== Short exercise ==
Gather every line that includes the word "结果纠正", please.

== Supplied data ==
╭──
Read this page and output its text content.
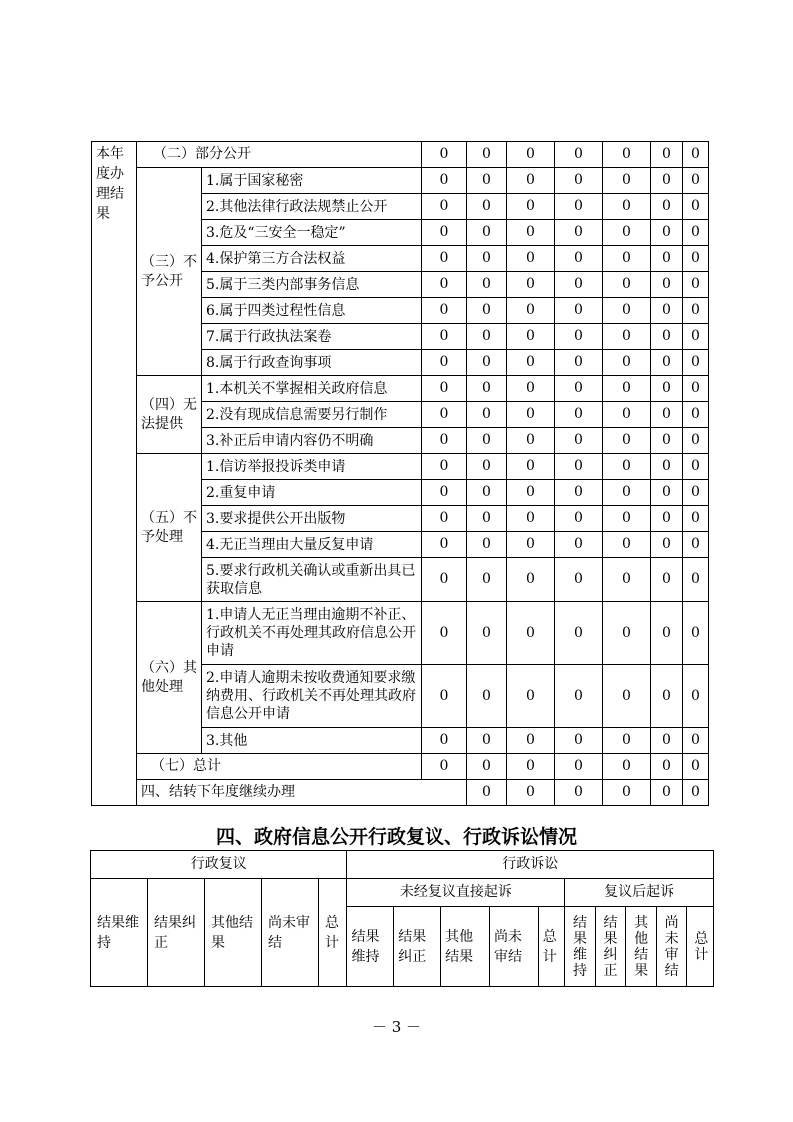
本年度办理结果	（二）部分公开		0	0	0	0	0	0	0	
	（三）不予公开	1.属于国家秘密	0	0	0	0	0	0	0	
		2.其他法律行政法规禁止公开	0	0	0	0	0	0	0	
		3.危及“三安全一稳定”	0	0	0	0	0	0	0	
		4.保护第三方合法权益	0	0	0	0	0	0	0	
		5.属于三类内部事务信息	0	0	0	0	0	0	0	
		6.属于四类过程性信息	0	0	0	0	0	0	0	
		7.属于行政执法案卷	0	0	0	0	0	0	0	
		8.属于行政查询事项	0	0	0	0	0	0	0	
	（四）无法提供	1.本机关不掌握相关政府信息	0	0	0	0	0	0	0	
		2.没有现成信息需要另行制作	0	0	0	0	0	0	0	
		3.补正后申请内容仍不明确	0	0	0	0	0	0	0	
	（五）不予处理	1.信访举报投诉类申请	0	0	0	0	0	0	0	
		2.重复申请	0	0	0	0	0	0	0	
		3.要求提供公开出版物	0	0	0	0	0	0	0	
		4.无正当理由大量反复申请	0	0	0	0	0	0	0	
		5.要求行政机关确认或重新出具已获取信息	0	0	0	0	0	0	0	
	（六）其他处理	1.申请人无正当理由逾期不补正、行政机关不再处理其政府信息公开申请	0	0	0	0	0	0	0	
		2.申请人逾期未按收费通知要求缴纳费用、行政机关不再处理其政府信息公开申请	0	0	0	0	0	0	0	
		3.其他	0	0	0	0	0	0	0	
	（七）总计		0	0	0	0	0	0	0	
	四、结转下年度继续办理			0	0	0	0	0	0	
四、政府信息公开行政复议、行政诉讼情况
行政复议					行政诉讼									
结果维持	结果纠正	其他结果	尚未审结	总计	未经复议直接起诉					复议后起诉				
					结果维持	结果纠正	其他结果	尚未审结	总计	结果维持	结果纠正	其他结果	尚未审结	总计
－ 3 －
╰──
== Expected answer ==
结果维持	结果纠正	其他结果	尚未审结	总计	未经复议直接起诉					复议后起诉				
					结果维持	结果纠正	其他结果	尚未审结	总计	结果维持	结果纠正	其他结果	尚未审结	总计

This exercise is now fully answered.